---------- Records provided ----------
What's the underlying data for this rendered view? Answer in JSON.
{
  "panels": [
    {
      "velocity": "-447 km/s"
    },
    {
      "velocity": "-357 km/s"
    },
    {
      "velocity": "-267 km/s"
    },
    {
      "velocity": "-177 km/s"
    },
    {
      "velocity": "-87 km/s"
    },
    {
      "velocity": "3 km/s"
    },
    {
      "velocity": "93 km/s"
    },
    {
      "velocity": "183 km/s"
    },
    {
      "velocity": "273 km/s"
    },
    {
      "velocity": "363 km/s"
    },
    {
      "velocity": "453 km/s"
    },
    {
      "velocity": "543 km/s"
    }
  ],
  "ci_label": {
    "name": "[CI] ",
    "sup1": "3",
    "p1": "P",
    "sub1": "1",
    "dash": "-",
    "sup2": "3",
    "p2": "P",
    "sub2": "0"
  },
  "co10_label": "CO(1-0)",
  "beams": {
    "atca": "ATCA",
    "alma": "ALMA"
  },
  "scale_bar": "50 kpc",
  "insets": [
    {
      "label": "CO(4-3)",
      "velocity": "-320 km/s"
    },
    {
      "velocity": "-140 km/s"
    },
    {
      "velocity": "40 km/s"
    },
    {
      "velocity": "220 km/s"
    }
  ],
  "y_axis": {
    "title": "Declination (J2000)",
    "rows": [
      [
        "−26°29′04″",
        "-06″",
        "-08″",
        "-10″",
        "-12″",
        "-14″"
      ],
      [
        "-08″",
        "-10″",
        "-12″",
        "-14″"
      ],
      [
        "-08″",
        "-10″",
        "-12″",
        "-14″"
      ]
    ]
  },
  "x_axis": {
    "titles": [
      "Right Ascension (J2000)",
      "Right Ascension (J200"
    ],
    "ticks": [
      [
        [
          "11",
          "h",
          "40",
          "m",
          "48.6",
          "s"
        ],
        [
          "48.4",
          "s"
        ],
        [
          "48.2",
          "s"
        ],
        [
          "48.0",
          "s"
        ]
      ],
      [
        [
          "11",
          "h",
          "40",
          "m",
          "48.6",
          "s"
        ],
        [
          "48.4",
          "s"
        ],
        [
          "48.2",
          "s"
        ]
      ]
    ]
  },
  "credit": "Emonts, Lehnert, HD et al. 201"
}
----------
● Instructions to follow
Using the entries above, please restate each one word for word.

● Solved exercise
What's the underlying data for this rendered view? Answer in JSON.
{
  "panels": [
    {
      "velocity": "-447 km/s"
    },
    {
      "velocity": "-357 km/s"
    },
    {
      "velocity": "-267 km/s"
    },
    {
      "velocity": "-177 km/s"
    },
    {
      "velocity": "-87 km/s"
    },
    {
      "velocity": "3 km/s"
    },
    {
      "velocity": "93 km/s"
    },
    {
      "velocity": "183 km/s"
    },
    {
      "velocity": "273 km/s"
    },
    {
      "velocity": "363 km/s"
    },
    {
      "velocity": "453 km/s"
    },
    {
      "velocity": "543 km/s"
    }
  ],
  "ci_label": {
    "name": "[CI] ",
    "sup1": "3",
    "p1": "P",
    "sub1": "1",
    "dash": "-",
    "sup2": "3",
    "p2": "P",
    "sub2": "0"
  },
  "co10_label": "CO(1-0)",
  "beams": {
    "atca": "ATCA",
    "alma": "ALMA"
  },
  "scale_bar": "50 kpc",
  "insets": [
    {
      "label": "CO(4-3)",
      "velocity": "-320 km/s"
    },
    {
      "velocity": "-140 km/s"
    },
    {
      "velocity": "40 km/s"
    },
    {
      "velocity": "220 km/s"
    }
  ],
  "y_axis": {
    "title": "Declination (J2000)",
    "rows": [
      [
        "−26°29′04″",
        "-06″",
        "-08″",
        "-10″",
        "-12″",
        "-14″"
      ],
      [
        "-08″",
        "-10″",
        "-12″",
        "-14″"
      ],
      [
        "-08″",
        "-10″",
        "-12″",
        "-14″"
      ]
    ]
  },
  "x_axis": {
    "titles": [
      "Right Ascension (J2000)",
      "Right Ascension (J200"
    ],
    "ticks": [
      [
        [
          "11",
          "h",
          "40",
          "m",
          "48.6",
          "s"
        ],
        [
          "48.4",
          "s"
        ],
        [
          "48.2",
          "s"
        ],
        [
          "48.0",
          "s"
        ]
      ],
      [
        [
          "11",
          "h",
          "40",
          "m",
          "48.6",
          "s"
        ],
        [
          "48.4",
          "s"
        ],
        [
          "48.2",
          "s"
        ]
      ]
    ]
  },
  "credit": "Emonts, Lehnert, HD et al. 201"
}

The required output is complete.